▶ **CHALLENGE**
Locate all lines in the data below that hold "structured" and show them.

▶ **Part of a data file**
>> START

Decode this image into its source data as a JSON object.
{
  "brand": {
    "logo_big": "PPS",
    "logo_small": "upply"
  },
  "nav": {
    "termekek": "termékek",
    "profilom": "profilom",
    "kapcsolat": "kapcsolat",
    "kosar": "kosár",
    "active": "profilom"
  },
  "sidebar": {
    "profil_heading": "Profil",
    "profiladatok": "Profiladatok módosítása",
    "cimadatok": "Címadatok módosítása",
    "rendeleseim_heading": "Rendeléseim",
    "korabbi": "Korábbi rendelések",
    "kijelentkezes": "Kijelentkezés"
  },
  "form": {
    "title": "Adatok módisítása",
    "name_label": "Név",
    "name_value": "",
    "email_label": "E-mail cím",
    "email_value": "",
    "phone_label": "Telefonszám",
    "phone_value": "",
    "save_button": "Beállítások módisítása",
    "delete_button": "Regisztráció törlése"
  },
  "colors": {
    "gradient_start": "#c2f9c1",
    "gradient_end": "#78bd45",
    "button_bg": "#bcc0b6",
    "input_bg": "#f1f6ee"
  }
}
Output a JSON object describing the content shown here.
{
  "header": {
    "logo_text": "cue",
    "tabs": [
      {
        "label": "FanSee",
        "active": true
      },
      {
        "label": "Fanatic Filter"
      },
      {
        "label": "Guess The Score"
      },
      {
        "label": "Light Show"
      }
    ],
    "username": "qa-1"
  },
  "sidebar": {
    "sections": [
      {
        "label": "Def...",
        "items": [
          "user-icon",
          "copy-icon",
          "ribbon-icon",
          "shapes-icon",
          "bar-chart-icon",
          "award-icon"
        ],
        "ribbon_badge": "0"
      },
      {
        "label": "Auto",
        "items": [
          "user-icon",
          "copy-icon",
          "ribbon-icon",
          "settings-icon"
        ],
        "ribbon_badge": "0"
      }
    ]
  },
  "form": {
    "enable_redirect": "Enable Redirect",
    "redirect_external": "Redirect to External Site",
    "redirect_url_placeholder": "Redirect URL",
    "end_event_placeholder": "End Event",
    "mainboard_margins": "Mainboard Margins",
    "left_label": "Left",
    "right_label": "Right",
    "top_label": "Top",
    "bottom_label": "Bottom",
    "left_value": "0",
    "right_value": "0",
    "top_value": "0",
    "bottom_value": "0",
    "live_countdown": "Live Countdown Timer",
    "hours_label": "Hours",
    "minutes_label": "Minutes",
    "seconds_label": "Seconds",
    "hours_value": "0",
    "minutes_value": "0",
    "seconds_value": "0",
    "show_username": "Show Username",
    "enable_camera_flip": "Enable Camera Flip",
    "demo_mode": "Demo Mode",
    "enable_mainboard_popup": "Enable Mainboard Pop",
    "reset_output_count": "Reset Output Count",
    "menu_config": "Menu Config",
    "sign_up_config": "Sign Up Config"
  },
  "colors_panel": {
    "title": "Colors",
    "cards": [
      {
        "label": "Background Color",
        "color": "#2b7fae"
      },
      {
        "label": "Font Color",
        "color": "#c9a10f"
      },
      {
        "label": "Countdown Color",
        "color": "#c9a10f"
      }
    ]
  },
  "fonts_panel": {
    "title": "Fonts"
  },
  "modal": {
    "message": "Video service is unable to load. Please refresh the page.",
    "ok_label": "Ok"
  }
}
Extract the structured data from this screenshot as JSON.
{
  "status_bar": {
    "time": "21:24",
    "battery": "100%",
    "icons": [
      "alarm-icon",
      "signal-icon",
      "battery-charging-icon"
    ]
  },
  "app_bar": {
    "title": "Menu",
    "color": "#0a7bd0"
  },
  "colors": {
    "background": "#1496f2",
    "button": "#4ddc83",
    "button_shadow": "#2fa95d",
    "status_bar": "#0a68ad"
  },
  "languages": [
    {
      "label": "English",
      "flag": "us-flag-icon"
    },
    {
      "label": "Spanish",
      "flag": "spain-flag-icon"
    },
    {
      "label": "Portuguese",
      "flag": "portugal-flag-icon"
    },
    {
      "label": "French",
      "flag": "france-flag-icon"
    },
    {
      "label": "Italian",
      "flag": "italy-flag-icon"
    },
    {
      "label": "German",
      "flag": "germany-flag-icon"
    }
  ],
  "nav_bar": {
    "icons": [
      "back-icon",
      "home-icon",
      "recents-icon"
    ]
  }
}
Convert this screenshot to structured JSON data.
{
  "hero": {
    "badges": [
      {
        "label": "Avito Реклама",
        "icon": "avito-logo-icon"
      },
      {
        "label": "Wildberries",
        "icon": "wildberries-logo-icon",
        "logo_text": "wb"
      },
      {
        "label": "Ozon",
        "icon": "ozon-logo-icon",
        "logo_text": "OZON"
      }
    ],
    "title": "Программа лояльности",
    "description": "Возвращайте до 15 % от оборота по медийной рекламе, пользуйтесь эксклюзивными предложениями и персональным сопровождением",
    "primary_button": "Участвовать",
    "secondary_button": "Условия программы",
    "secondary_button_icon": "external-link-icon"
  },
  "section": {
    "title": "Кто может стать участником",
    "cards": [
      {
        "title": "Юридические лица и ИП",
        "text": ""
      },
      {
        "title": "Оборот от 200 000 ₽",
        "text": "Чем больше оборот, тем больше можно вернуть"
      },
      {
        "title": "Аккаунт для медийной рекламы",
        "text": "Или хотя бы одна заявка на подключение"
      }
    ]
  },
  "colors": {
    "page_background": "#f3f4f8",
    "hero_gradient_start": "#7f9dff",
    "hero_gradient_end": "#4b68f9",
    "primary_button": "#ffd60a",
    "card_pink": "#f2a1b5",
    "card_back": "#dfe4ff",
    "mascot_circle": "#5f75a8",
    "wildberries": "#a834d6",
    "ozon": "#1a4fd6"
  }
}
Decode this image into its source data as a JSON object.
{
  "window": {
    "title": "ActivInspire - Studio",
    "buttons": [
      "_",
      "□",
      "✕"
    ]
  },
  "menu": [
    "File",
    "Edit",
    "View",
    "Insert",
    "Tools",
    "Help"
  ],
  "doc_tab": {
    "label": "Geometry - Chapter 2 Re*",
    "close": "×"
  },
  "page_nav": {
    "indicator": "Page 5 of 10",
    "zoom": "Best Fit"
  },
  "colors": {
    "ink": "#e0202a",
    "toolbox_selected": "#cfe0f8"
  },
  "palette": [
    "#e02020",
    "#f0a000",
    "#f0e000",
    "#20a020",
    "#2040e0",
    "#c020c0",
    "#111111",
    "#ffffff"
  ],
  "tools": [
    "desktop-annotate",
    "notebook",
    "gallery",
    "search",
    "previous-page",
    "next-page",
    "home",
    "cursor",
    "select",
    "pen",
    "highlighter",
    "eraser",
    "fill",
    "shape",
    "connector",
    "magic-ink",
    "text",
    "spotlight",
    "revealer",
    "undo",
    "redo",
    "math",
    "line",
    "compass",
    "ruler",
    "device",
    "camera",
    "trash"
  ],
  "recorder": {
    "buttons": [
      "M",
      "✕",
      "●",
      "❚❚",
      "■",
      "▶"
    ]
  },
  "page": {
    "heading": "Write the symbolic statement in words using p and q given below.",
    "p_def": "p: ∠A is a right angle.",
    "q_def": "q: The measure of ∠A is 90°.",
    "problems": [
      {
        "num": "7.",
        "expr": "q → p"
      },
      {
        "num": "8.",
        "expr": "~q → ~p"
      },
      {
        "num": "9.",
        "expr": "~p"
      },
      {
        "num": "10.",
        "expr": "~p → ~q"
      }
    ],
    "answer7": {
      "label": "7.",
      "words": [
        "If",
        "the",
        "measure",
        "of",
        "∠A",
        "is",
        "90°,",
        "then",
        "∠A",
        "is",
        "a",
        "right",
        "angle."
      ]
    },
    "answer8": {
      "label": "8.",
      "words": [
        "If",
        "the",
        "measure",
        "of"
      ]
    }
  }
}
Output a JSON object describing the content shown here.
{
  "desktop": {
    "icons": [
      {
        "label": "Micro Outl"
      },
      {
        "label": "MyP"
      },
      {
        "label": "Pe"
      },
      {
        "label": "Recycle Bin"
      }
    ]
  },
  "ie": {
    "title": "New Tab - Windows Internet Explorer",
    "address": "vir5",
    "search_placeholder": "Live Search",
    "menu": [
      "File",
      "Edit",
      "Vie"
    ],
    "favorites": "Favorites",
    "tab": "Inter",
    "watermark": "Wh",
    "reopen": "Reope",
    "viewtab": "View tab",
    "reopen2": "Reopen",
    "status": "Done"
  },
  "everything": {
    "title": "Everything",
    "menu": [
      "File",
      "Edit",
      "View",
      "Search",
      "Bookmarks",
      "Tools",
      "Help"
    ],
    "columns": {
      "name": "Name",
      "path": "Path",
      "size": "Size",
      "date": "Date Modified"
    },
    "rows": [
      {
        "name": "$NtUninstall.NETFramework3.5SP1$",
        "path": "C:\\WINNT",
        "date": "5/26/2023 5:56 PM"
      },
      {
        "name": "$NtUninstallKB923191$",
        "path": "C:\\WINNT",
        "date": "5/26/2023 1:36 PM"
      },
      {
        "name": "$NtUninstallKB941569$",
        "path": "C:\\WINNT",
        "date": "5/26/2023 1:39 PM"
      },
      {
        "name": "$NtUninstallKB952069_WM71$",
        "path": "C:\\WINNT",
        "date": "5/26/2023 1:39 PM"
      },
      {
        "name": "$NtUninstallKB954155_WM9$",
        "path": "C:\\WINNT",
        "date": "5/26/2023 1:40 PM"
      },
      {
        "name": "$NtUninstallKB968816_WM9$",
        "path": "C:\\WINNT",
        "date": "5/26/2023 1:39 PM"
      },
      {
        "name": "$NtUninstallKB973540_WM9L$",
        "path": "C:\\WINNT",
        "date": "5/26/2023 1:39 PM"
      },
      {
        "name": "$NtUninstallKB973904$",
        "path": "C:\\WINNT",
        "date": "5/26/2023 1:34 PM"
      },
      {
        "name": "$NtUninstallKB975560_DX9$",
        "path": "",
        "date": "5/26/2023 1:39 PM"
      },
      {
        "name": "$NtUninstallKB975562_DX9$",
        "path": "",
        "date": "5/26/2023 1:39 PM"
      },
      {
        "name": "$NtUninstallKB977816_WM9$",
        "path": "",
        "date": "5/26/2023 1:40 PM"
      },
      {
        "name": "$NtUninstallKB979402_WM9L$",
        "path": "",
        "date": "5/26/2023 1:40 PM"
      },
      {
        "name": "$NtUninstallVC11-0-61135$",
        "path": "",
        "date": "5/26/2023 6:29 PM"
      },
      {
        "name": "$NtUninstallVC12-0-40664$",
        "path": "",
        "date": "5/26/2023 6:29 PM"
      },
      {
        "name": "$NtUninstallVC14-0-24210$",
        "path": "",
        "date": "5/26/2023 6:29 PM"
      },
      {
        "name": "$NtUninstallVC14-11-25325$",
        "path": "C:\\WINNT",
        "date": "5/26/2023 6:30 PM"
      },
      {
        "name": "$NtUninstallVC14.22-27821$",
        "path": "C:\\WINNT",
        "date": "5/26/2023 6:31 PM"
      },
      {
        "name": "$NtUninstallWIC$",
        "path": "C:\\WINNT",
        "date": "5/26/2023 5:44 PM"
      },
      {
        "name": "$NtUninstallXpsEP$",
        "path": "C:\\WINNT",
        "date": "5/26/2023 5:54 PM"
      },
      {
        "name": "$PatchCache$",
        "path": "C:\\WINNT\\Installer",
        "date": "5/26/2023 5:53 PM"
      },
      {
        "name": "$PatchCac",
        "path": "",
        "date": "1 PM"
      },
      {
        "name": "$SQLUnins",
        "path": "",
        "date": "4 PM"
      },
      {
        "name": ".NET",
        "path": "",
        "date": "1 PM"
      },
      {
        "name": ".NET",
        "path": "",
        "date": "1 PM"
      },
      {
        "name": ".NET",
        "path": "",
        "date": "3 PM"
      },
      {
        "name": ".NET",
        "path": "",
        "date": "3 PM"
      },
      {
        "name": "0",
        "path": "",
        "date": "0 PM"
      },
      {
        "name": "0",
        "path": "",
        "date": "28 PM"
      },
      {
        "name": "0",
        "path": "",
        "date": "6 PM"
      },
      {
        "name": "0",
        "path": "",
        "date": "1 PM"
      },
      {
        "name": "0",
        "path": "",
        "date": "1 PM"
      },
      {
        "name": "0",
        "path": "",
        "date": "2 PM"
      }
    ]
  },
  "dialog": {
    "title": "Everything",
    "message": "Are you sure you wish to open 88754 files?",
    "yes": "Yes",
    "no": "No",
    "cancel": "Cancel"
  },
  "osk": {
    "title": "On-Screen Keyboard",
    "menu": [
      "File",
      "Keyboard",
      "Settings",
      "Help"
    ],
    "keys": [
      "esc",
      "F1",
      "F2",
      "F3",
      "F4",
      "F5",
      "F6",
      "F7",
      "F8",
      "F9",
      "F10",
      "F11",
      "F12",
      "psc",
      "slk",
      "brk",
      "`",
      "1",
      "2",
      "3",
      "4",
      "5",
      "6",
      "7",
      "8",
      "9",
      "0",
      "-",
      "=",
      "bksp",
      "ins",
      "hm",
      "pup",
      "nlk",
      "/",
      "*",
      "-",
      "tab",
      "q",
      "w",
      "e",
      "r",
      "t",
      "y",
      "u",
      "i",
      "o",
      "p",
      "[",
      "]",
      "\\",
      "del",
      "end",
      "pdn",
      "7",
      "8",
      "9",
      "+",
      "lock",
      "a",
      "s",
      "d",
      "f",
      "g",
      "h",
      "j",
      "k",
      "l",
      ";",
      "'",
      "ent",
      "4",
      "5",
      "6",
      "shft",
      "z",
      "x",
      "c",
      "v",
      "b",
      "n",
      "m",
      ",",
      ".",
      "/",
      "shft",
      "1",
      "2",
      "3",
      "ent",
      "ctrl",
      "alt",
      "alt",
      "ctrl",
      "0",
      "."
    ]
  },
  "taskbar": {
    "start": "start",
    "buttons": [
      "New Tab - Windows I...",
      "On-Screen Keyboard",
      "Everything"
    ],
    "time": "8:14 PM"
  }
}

>> END

▶ **EXERCISE SOLUTION**
Extract the structured data from this screenshot as JSON.
Convert this screenshot to structured JSON data.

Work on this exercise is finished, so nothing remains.